Return a copy of each line that holds the string "keliatan".

------ Data for this task ------

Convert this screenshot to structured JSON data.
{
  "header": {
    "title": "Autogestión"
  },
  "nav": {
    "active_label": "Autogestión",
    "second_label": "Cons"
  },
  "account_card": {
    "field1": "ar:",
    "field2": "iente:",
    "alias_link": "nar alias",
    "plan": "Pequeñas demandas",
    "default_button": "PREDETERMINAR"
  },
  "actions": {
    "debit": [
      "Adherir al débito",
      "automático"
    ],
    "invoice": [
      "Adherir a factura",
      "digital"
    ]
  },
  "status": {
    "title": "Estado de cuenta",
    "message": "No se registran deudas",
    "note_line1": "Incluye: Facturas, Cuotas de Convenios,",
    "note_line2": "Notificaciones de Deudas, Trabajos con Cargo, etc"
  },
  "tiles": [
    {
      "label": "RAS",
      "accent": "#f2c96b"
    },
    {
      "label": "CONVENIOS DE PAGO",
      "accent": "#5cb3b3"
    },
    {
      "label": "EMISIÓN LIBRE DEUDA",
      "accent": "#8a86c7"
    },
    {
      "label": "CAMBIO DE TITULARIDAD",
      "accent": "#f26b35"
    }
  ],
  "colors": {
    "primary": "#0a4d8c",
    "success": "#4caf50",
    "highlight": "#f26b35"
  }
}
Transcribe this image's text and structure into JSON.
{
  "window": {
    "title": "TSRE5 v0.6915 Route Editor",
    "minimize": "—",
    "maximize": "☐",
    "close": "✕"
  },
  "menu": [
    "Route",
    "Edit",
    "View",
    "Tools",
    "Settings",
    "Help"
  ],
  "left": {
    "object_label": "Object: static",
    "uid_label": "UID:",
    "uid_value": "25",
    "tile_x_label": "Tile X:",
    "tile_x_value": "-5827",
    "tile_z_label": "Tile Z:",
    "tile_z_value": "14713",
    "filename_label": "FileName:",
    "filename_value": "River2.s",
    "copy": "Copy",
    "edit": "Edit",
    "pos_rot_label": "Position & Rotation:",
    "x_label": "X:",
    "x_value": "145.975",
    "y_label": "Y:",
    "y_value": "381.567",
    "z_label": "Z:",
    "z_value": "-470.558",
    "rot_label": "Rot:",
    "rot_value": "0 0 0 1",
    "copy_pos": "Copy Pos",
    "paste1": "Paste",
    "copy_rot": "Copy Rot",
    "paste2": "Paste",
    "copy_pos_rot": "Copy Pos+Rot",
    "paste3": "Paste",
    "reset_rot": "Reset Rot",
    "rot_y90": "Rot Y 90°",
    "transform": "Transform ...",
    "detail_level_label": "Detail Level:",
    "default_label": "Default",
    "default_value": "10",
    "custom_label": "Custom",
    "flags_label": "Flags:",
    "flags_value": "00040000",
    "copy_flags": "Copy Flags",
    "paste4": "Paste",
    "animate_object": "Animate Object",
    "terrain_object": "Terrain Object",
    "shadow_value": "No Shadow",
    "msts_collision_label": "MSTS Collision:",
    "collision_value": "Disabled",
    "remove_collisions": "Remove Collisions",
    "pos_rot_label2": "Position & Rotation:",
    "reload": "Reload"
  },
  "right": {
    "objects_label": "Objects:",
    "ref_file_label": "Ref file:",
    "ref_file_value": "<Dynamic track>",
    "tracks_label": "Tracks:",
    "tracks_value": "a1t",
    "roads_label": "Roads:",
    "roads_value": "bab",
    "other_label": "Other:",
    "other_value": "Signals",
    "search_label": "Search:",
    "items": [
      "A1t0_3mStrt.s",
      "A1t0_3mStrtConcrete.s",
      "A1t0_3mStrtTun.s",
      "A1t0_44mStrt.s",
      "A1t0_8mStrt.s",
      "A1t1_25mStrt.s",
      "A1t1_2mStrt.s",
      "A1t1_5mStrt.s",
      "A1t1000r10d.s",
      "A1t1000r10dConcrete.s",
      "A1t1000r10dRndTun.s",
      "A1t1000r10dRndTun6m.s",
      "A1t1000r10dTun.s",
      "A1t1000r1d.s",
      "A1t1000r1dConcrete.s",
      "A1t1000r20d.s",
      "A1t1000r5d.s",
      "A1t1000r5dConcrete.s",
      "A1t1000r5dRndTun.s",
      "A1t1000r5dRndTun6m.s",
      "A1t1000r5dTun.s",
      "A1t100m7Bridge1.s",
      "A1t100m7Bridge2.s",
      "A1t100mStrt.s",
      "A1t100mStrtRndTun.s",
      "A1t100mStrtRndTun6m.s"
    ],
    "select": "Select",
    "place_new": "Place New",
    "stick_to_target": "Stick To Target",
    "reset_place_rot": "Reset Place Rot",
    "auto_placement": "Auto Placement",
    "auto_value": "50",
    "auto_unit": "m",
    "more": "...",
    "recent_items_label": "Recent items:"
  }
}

------
------ Data for this task ------

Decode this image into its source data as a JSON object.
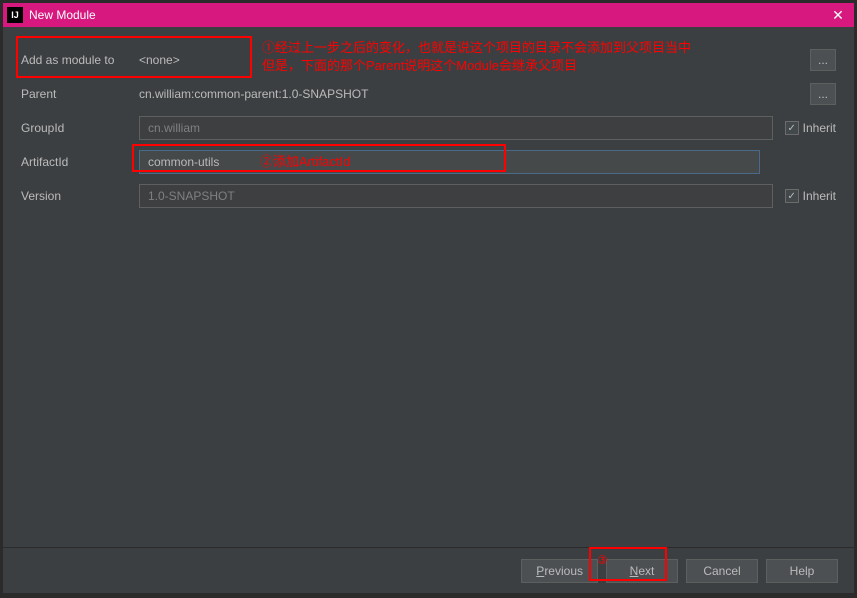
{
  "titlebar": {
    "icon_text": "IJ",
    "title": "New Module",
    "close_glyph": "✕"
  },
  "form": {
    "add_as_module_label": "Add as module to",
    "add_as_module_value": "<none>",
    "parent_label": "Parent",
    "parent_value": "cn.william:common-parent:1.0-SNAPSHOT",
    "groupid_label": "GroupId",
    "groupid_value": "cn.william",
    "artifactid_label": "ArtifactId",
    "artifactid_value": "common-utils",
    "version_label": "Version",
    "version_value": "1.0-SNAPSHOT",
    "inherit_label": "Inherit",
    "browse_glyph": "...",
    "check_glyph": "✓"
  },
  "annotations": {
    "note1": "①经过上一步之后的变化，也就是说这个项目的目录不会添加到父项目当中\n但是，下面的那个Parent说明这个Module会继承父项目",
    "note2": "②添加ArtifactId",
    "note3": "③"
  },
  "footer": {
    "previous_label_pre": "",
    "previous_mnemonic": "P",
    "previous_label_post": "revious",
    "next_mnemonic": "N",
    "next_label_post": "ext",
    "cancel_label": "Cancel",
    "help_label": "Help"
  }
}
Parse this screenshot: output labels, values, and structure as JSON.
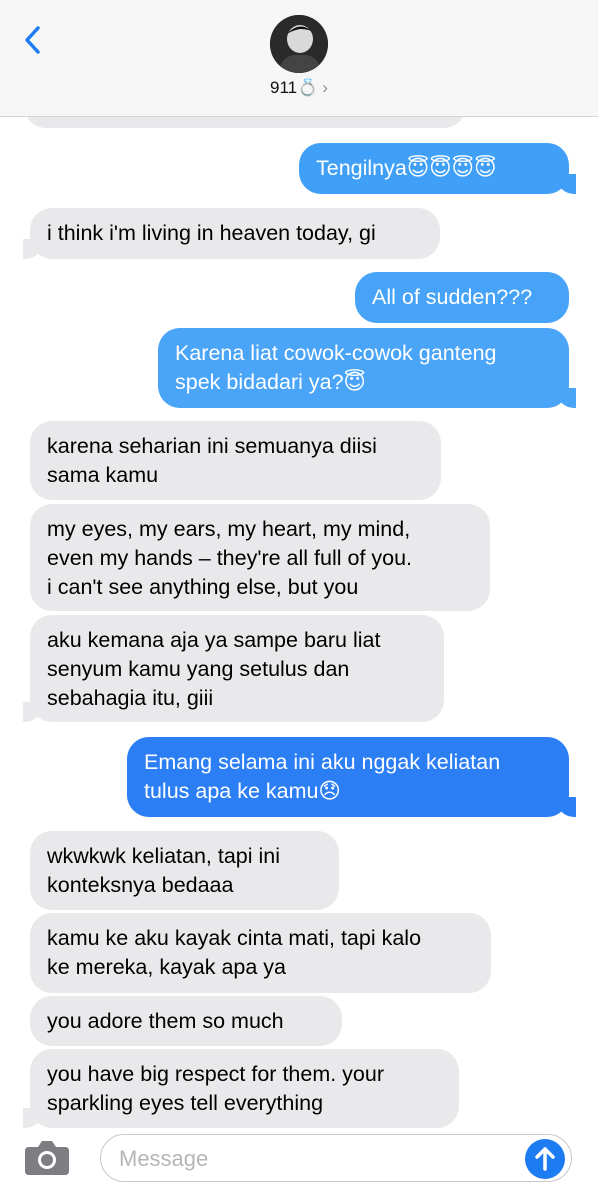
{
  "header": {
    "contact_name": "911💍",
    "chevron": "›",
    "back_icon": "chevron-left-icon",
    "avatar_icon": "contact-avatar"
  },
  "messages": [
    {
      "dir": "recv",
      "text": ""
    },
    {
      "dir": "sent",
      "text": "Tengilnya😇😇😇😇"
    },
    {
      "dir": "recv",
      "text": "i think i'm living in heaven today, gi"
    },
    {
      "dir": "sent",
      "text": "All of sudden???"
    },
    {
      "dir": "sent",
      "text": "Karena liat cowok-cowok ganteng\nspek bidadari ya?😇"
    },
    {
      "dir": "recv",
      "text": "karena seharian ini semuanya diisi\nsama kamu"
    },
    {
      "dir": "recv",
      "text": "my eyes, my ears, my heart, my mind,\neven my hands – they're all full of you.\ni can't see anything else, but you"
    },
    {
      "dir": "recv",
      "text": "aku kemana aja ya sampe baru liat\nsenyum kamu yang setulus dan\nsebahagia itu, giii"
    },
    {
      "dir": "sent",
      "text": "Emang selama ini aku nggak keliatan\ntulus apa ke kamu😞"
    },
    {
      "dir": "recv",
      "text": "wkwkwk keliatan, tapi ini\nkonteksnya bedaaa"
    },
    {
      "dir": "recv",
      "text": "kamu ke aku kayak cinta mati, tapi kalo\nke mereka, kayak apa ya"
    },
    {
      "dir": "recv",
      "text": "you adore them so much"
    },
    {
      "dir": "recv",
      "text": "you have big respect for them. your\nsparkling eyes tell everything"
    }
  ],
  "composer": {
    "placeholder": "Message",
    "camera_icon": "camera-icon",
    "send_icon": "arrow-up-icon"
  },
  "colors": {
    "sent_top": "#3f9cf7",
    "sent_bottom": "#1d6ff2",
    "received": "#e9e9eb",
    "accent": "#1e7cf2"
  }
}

------
------ Data for this task ------

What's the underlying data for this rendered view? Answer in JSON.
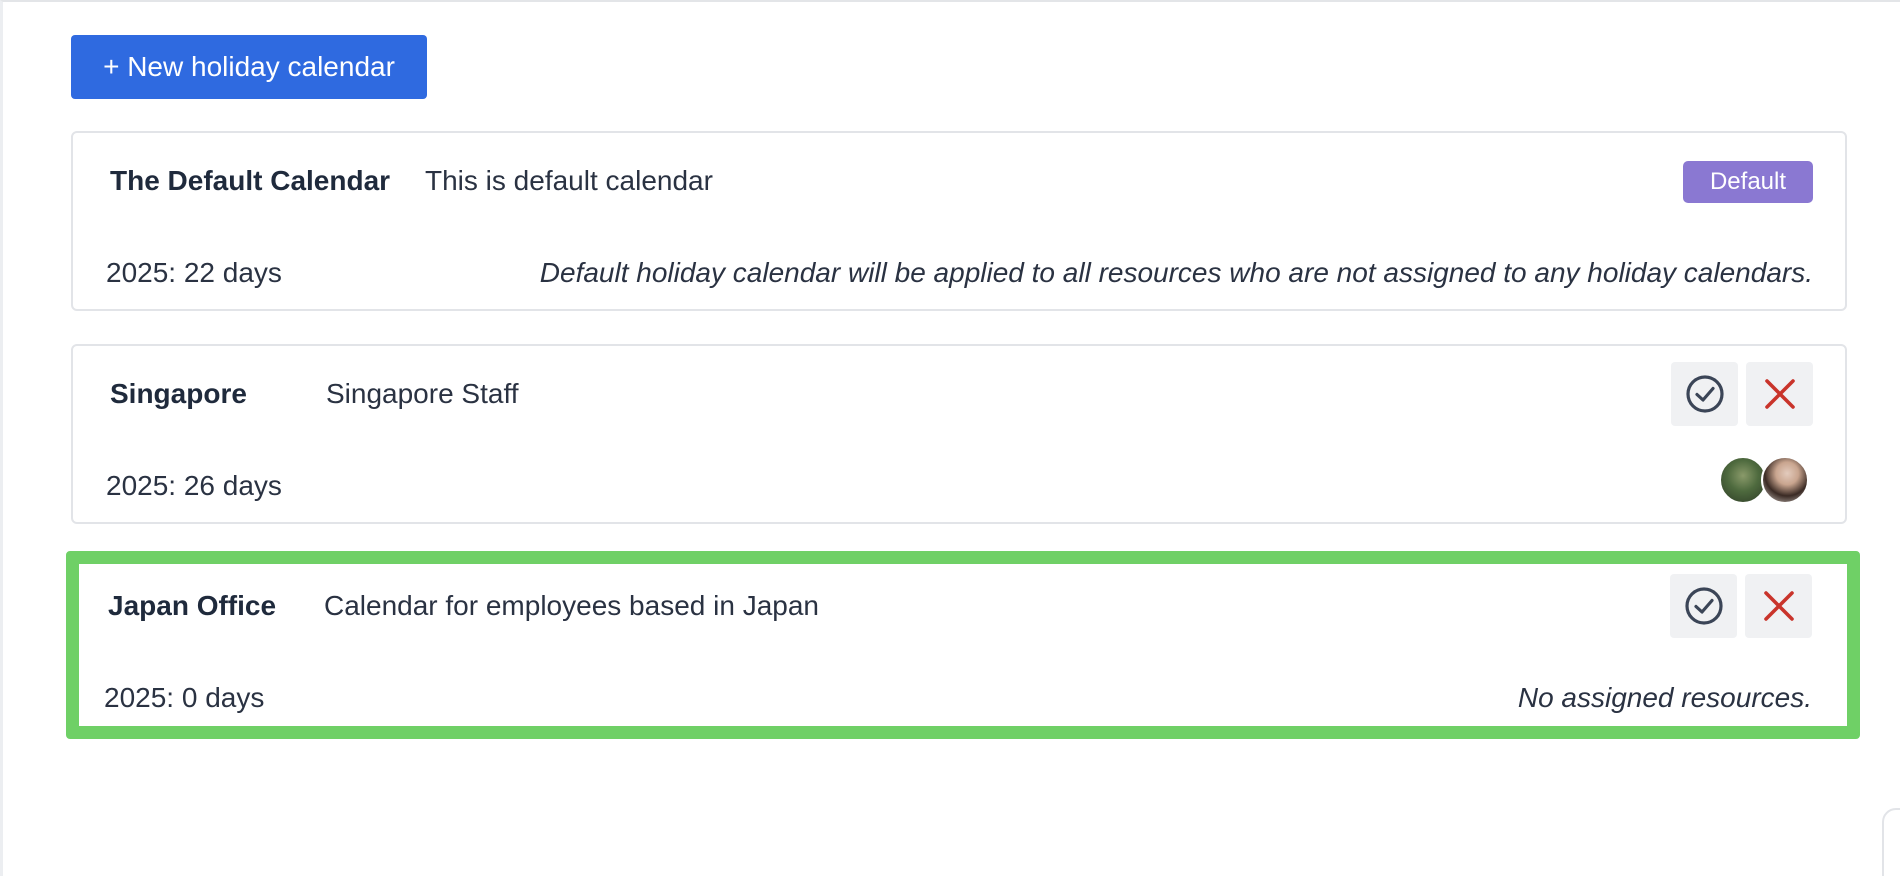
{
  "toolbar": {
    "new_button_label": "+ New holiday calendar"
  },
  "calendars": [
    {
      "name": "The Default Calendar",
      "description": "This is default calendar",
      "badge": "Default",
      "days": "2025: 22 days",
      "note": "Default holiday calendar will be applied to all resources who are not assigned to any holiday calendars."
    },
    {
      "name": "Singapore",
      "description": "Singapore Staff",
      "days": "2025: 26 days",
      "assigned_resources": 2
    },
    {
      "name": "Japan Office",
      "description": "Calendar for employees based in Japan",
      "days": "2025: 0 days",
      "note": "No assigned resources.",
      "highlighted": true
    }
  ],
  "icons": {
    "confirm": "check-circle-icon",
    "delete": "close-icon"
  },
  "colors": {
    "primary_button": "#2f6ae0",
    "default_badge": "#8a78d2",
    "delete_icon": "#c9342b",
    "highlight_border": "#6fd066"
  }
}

------

Right answer »
      "text": "Emang selama ini aku nggak keliatan\ntulus apa ke kamu😞"
      "text": "wkwkwk keliatan, tapi ini\nkonteksnya bedaaa"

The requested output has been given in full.